**Task requirements:** Look for the string "Extract" in the lines and copy each line that has it.
─── Stored data ───
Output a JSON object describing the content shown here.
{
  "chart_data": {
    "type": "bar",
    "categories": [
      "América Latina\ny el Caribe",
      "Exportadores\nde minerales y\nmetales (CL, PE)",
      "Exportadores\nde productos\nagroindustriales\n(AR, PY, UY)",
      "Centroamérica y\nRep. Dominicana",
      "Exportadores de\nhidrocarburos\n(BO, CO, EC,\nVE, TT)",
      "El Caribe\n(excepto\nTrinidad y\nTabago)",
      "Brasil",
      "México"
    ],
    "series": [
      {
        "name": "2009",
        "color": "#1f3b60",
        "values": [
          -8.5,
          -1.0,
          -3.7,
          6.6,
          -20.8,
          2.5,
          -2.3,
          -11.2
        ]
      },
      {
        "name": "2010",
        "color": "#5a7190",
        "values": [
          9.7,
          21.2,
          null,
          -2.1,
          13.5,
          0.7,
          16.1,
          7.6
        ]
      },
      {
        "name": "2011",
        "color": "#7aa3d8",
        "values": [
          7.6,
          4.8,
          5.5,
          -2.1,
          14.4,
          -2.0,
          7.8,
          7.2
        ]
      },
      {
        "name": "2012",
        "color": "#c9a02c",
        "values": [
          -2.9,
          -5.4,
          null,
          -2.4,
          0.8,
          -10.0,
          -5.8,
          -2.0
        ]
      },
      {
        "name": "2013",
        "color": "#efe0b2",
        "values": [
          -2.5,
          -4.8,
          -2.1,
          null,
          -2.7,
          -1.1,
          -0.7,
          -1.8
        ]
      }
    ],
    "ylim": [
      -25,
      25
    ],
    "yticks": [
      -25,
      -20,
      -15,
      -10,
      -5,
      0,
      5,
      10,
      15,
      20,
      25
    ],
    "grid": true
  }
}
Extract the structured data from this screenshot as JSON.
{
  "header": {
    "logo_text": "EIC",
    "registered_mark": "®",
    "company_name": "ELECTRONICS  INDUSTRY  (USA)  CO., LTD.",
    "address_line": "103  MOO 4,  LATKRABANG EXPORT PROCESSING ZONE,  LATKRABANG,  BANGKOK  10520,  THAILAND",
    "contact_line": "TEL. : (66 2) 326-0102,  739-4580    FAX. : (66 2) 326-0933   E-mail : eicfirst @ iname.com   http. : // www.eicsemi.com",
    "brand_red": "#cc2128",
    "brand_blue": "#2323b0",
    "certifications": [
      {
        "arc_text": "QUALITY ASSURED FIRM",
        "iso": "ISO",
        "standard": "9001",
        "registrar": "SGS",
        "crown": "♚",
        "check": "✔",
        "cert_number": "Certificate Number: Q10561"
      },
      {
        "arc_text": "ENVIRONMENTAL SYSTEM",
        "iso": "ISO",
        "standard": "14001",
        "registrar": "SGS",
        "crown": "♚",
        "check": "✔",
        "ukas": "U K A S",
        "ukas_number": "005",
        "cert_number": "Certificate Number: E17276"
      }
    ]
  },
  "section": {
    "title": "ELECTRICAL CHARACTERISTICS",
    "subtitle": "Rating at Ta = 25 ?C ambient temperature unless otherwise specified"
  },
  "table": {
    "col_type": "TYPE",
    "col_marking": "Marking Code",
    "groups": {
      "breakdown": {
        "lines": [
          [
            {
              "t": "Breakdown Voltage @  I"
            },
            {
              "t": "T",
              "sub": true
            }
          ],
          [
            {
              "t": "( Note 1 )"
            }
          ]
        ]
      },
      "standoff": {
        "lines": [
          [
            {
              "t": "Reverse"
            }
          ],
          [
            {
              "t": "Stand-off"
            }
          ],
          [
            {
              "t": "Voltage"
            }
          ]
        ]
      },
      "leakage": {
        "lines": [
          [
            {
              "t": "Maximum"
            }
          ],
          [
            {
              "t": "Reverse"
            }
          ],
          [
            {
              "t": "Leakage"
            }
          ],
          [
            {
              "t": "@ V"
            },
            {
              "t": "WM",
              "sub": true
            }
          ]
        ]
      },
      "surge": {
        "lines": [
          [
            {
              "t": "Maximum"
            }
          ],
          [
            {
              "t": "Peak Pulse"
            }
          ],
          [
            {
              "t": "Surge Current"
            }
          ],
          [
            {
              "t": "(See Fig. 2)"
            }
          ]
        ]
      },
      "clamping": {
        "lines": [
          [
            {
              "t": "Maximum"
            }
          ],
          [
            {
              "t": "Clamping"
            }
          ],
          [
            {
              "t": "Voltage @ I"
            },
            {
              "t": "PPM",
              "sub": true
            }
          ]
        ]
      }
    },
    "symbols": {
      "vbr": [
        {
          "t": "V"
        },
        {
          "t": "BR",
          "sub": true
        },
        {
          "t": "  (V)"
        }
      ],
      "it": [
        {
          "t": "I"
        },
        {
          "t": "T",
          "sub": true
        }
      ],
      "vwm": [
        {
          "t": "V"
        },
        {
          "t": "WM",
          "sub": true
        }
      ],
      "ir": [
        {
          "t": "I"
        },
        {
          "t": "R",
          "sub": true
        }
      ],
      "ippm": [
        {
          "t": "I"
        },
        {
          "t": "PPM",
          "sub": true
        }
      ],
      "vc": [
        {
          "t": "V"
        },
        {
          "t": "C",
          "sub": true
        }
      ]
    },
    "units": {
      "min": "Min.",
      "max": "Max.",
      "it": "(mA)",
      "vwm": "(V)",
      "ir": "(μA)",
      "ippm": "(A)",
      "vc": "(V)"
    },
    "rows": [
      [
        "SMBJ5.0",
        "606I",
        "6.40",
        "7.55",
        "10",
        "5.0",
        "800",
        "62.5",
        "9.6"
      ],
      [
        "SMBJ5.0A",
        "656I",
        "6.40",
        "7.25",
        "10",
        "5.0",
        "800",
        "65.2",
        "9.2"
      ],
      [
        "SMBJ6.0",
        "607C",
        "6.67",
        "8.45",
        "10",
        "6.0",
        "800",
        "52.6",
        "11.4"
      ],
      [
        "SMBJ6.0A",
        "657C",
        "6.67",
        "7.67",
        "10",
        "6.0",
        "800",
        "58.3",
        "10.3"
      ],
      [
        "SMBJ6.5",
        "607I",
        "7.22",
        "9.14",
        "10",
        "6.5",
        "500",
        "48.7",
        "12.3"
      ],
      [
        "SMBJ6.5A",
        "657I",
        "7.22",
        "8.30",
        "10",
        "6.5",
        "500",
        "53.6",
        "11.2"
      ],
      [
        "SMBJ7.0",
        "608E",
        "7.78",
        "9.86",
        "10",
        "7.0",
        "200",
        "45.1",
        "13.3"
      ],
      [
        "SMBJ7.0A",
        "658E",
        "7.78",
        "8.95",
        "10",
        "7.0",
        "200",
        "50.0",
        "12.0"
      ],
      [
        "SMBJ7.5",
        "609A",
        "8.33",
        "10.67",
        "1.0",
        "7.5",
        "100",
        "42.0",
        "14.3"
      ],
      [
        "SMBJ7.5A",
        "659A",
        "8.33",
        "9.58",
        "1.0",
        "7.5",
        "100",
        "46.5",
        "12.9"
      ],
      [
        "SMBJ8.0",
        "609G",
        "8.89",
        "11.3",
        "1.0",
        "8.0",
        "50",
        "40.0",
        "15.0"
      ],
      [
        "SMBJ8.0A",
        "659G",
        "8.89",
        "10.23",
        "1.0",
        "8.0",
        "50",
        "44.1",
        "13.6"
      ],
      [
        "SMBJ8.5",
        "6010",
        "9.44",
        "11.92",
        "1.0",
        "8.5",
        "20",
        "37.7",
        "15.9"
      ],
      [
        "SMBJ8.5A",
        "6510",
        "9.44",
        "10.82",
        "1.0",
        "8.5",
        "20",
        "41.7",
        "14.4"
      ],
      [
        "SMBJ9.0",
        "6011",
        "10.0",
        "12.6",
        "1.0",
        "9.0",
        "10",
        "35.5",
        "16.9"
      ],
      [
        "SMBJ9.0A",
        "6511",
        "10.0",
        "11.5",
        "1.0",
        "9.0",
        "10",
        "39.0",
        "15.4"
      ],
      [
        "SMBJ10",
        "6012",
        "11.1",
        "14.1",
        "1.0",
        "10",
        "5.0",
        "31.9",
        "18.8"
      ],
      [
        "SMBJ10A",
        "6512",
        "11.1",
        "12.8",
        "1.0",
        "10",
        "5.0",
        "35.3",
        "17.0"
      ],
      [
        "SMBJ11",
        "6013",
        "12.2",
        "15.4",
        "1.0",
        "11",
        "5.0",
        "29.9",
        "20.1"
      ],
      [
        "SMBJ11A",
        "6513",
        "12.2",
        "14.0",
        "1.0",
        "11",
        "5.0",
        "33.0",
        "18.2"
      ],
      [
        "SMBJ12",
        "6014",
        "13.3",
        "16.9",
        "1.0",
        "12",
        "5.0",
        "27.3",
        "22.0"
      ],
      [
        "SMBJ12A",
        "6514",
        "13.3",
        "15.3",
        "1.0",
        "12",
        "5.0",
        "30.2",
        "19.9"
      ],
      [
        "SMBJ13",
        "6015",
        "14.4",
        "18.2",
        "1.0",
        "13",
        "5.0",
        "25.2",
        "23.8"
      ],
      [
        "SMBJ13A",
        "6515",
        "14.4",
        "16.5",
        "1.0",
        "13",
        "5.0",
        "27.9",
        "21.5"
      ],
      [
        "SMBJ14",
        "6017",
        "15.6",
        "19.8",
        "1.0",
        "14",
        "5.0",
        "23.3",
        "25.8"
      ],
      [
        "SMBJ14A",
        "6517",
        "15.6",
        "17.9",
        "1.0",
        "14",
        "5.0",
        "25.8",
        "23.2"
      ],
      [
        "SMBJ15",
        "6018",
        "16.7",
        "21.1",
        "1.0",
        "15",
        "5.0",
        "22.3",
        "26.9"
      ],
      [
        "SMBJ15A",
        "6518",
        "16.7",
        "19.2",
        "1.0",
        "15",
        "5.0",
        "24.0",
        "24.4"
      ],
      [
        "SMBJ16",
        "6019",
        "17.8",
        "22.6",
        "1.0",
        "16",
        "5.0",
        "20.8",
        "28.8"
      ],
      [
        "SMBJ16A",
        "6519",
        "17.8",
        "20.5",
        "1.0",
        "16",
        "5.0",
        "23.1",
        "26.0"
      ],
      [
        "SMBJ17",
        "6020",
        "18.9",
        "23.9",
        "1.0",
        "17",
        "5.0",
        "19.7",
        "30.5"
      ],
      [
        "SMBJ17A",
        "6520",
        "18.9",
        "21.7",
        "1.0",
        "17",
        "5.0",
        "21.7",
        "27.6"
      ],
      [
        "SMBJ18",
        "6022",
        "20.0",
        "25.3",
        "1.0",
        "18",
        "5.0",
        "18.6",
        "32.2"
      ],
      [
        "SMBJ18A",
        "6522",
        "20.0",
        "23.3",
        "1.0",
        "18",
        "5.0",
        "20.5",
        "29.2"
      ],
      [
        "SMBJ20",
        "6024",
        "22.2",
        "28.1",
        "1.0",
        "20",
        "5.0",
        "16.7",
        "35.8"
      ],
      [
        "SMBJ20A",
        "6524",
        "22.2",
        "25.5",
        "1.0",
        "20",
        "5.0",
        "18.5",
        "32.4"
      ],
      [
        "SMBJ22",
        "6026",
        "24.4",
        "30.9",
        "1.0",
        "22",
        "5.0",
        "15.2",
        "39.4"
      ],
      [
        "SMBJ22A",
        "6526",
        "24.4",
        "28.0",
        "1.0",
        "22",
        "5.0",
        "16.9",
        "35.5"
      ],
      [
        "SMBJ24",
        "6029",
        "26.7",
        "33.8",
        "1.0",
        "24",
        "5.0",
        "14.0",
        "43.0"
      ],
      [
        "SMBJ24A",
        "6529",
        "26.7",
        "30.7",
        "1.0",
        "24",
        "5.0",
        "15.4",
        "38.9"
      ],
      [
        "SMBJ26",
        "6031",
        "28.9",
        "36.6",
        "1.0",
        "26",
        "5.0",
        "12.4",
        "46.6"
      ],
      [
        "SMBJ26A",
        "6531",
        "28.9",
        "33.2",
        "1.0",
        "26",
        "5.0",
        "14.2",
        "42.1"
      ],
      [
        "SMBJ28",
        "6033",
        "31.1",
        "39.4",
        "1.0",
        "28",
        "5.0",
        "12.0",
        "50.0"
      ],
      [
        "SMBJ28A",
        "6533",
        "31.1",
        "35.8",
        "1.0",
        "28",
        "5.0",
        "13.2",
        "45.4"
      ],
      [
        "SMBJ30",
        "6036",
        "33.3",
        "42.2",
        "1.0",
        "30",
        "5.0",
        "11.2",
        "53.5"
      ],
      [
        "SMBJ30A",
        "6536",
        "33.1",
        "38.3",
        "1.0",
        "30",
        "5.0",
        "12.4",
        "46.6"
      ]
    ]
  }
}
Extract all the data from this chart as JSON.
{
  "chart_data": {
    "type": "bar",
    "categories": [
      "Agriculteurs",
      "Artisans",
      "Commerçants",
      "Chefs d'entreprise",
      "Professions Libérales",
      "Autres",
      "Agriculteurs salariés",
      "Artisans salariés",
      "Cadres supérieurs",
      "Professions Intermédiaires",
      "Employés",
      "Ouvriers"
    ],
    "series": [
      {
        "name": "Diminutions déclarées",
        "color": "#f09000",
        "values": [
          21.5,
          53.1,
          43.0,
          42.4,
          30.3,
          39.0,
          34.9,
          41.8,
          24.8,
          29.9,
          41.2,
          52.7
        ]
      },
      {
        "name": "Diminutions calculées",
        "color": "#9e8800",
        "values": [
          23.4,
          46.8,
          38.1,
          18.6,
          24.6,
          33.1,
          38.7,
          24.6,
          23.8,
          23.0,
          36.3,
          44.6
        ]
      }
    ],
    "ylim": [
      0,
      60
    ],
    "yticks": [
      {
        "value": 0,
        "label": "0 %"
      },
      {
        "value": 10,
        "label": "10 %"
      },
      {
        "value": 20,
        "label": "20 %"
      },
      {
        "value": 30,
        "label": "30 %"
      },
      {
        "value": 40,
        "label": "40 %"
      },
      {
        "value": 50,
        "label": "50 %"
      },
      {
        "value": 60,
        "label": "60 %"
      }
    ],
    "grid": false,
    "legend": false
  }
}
───
**Solution to this exercise:**
Extract the structured data from this screenshot as JSON.
Extract all the data from this chart as JSON.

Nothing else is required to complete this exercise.